THE TASK -
Each line that holds the word "appeal" counts once; give the total number of such lines and nothing else.

Data records

..........

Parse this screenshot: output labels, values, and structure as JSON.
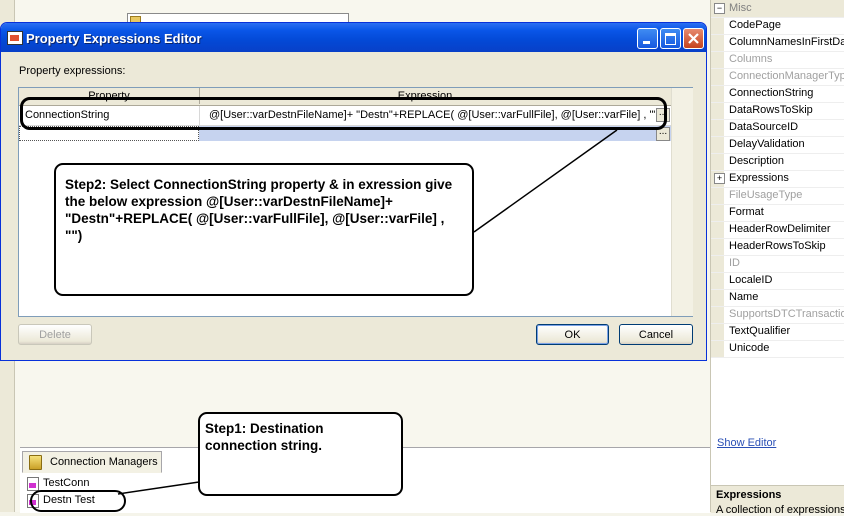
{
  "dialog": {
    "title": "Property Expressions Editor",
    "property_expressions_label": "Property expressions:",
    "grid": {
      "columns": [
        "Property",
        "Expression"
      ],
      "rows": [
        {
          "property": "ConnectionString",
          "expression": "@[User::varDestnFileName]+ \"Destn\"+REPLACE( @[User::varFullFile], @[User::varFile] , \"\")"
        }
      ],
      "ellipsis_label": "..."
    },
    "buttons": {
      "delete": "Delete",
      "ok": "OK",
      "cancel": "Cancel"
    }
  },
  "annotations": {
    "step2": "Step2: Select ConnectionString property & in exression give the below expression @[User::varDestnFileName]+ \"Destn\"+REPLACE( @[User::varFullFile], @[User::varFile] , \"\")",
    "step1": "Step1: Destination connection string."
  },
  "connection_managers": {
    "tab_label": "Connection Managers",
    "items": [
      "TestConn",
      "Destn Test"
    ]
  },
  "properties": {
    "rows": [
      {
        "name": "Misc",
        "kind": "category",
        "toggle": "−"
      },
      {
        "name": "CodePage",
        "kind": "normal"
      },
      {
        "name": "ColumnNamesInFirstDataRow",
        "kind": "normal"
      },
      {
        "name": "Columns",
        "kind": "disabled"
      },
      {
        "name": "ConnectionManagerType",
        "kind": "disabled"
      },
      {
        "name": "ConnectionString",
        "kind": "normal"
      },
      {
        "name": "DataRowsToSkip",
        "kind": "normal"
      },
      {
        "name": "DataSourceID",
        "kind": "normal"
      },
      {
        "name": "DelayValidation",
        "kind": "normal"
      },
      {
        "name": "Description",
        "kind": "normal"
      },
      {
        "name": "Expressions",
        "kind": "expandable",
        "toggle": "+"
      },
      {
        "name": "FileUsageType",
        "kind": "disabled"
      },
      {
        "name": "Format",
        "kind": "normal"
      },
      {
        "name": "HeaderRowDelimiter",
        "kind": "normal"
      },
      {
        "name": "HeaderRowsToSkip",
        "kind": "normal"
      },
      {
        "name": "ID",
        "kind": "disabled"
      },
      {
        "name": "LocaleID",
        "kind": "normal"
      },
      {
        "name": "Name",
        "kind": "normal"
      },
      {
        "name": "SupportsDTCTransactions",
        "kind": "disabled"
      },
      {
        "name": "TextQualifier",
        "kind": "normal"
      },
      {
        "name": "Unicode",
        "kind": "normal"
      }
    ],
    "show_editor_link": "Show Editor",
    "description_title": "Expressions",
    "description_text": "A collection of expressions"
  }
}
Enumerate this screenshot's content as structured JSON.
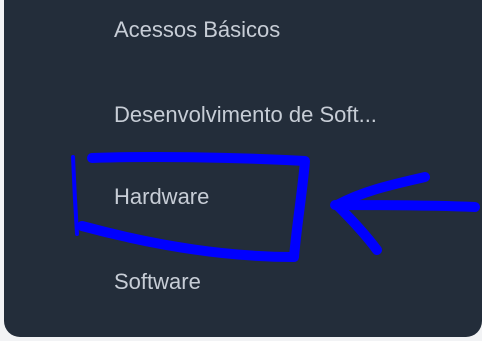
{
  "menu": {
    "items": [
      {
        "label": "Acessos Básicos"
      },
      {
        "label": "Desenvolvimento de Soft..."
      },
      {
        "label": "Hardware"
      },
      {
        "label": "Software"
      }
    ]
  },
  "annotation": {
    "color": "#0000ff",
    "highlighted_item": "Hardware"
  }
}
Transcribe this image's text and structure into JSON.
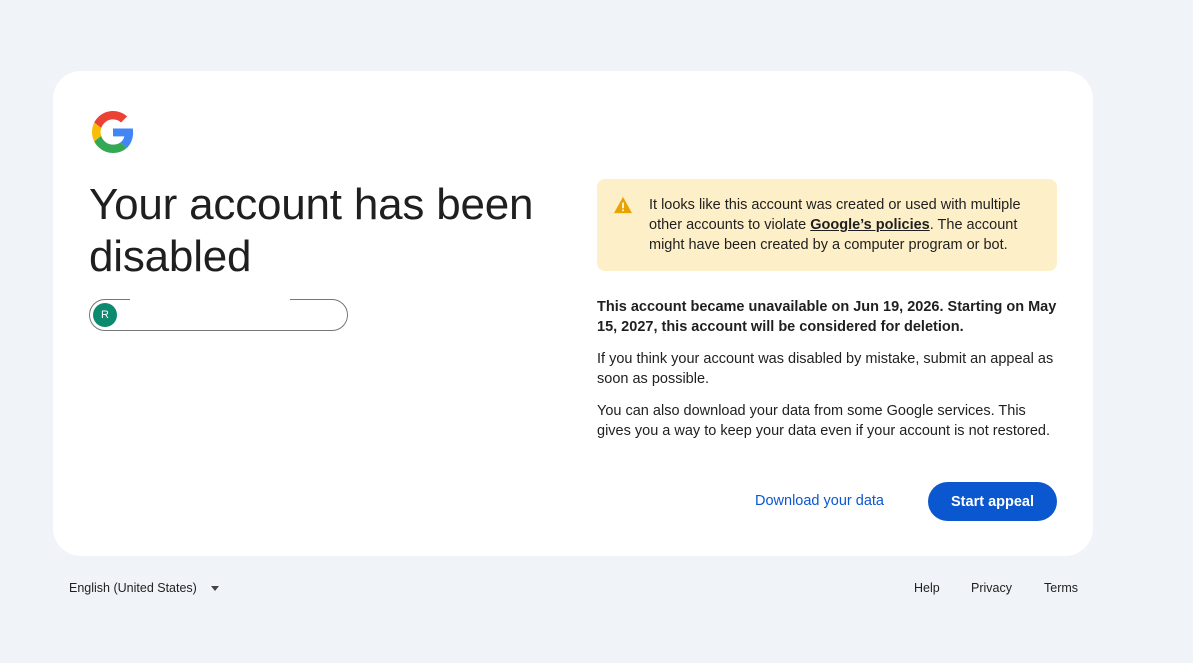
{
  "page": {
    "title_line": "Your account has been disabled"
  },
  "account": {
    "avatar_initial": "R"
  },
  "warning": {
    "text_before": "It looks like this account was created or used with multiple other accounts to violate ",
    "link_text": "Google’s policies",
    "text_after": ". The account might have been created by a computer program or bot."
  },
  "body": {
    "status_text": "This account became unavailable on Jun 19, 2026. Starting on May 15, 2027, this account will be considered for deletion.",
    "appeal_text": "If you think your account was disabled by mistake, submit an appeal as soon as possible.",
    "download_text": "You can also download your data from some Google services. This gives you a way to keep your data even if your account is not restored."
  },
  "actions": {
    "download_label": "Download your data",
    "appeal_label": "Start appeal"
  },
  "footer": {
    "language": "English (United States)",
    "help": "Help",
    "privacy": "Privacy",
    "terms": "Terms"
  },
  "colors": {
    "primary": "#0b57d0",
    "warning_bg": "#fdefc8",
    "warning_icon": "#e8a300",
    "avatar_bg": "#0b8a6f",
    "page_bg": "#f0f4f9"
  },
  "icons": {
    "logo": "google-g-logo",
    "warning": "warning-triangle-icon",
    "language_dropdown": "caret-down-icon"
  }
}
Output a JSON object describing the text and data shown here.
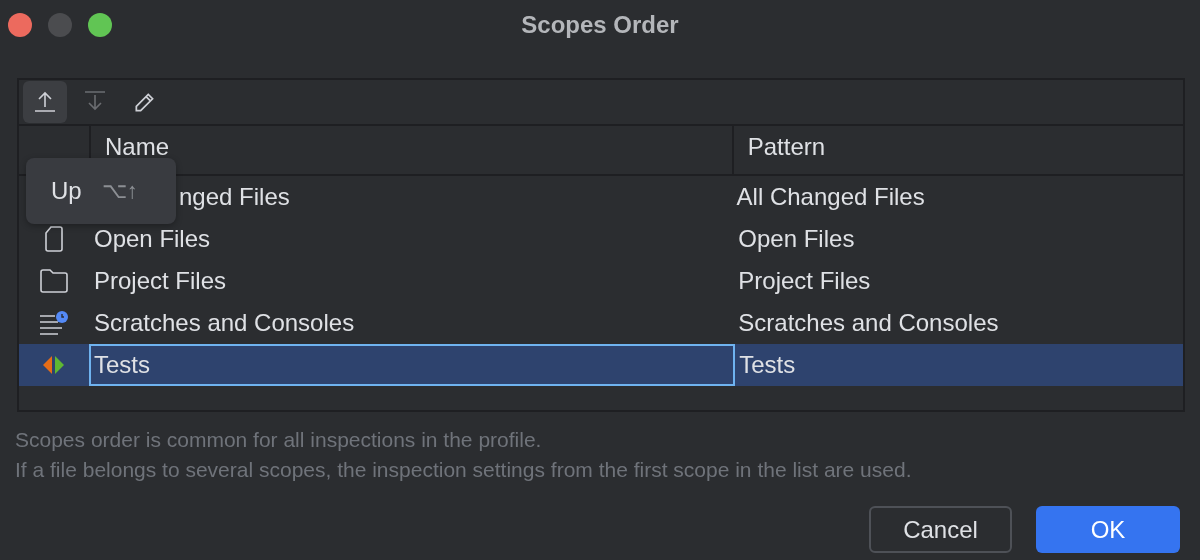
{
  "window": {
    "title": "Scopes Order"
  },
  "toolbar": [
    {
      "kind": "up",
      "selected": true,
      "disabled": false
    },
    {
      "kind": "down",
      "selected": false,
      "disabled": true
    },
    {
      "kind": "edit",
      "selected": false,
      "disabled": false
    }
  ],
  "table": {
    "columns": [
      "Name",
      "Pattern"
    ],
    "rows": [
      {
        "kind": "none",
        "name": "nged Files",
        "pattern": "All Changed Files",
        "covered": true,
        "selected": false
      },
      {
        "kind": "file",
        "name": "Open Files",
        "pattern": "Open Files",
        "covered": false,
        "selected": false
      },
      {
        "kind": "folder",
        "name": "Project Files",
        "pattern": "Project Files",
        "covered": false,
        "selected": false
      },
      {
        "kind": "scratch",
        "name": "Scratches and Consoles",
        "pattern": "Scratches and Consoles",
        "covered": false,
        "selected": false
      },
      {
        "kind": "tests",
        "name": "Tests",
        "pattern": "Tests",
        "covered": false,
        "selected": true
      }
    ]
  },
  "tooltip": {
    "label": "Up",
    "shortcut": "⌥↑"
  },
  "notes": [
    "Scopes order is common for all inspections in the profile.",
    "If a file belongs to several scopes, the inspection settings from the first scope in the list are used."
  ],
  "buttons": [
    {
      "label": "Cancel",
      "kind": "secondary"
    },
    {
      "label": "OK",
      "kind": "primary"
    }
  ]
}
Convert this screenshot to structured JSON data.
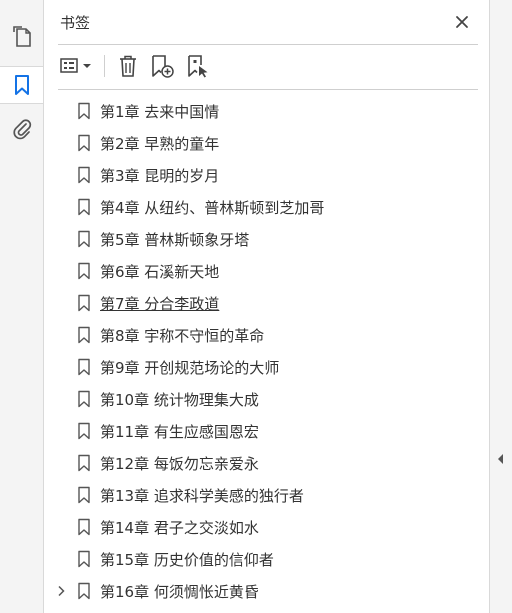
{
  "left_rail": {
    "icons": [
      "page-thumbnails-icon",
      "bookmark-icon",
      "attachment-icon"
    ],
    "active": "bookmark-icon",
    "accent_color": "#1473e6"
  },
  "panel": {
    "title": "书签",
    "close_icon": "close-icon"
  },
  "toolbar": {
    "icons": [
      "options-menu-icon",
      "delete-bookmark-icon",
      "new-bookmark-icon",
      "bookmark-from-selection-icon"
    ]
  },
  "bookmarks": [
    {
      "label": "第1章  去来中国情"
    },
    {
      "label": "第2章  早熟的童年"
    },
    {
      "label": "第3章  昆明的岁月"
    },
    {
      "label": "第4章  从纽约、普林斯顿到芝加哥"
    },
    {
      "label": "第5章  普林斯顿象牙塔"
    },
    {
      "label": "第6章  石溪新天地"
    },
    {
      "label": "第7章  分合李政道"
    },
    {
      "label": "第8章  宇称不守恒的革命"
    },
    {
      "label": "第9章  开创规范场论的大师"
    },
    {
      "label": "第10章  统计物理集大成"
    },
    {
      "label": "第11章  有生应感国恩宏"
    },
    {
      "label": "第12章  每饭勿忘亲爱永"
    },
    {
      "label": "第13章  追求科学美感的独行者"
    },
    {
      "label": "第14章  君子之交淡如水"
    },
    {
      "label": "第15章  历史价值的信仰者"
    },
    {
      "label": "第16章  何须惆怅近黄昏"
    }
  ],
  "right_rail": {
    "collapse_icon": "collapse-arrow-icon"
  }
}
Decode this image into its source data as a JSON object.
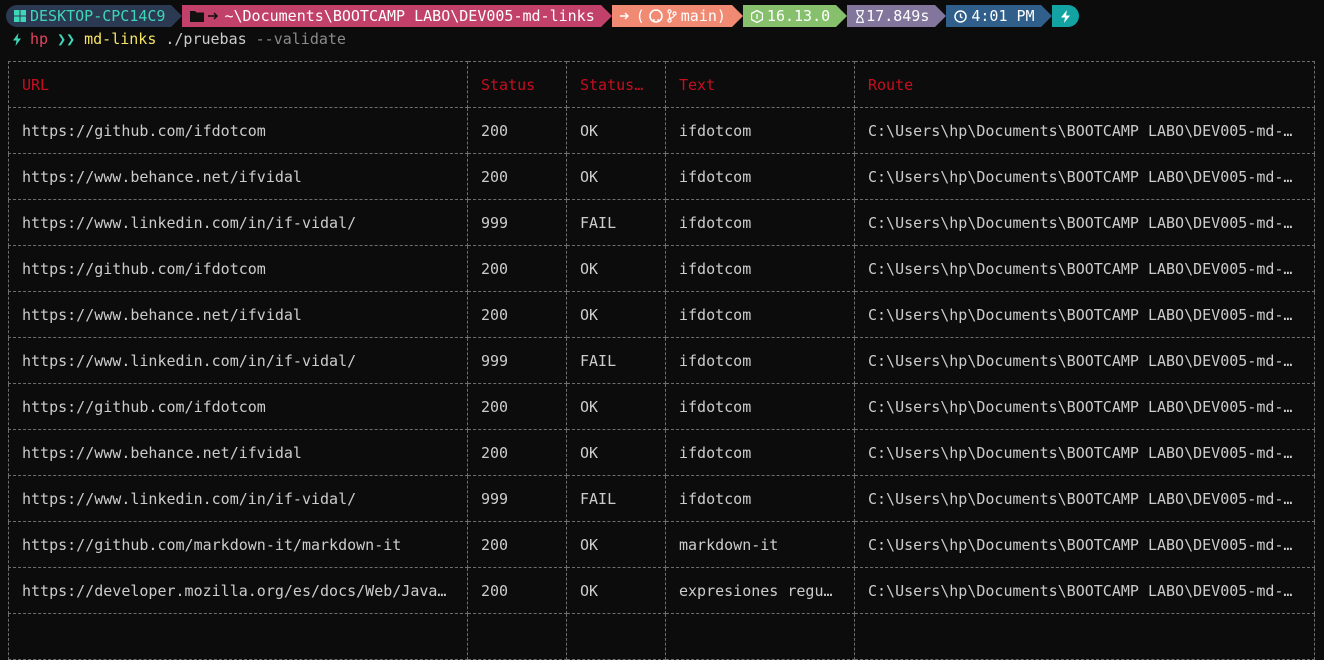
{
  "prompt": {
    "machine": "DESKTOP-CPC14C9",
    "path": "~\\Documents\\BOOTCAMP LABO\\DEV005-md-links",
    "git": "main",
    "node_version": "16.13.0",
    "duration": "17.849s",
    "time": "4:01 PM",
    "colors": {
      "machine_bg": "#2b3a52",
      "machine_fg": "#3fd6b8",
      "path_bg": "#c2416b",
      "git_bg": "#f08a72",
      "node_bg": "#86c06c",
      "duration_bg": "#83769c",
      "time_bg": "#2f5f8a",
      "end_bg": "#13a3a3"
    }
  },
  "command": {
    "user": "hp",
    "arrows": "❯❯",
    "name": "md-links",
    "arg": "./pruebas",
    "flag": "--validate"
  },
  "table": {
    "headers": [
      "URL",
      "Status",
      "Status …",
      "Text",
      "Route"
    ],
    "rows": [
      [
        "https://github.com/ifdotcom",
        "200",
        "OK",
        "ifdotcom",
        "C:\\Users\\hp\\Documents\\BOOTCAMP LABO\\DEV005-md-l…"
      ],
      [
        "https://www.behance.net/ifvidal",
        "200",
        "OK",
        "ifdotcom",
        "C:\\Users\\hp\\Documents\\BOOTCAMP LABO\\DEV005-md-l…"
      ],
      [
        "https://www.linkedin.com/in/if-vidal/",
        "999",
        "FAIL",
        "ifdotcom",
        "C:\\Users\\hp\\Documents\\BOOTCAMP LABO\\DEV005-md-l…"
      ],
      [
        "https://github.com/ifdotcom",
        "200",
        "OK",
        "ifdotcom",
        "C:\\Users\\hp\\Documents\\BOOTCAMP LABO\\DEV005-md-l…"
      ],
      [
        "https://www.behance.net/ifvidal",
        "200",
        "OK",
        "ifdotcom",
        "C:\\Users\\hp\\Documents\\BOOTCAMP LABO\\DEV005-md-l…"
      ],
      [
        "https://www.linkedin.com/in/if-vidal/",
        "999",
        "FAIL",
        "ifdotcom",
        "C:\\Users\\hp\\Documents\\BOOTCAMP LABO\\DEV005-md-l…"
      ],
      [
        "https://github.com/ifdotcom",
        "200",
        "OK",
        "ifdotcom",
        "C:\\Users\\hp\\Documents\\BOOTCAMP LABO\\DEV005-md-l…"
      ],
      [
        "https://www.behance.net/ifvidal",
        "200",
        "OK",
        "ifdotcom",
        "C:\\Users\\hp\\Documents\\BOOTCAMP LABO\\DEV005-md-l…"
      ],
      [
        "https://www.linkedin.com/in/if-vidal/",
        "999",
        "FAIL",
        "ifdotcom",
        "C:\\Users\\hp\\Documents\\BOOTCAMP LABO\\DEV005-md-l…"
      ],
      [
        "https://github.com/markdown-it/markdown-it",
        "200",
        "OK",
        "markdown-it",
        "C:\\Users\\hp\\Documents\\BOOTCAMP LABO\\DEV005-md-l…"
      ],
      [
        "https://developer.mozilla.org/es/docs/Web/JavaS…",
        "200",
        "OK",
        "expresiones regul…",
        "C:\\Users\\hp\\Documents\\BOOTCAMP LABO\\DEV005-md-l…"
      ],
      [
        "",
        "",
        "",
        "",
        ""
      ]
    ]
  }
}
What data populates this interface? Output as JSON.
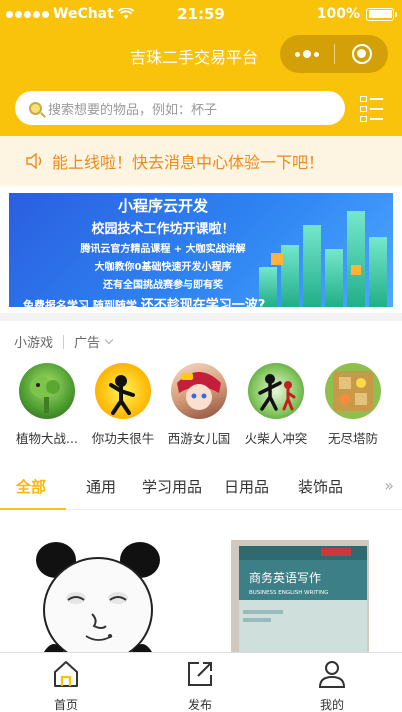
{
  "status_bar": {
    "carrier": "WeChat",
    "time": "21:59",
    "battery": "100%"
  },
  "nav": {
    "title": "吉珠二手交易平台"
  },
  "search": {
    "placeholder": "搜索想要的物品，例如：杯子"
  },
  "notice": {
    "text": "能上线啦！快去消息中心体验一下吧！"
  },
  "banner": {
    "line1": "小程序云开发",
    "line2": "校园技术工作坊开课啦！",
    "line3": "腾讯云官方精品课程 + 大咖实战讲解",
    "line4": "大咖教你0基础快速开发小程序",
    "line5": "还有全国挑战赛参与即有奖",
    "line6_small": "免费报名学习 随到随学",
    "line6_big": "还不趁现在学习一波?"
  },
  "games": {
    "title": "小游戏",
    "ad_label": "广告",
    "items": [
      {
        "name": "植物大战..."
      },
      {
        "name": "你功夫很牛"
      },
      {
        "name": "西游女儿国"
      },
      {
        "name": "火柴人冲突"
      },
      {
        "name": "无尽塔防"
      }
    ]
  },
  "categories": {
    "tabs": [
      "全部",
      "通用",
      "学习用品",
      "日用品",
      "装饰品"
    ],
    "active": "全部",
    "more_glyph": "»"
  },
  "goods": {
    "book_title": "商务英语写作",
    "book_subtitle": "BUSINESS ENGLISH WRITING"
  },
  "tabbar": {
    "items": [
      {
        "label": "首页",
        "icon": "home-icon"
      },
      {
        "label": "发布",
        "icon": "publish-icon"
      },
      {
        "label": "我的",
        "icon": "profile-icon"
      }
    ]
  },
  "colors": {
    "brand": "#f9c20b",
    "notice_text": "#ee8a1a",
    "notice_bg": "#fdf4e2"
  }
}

..........

SOLUTION TO THIS PROBLEM -
2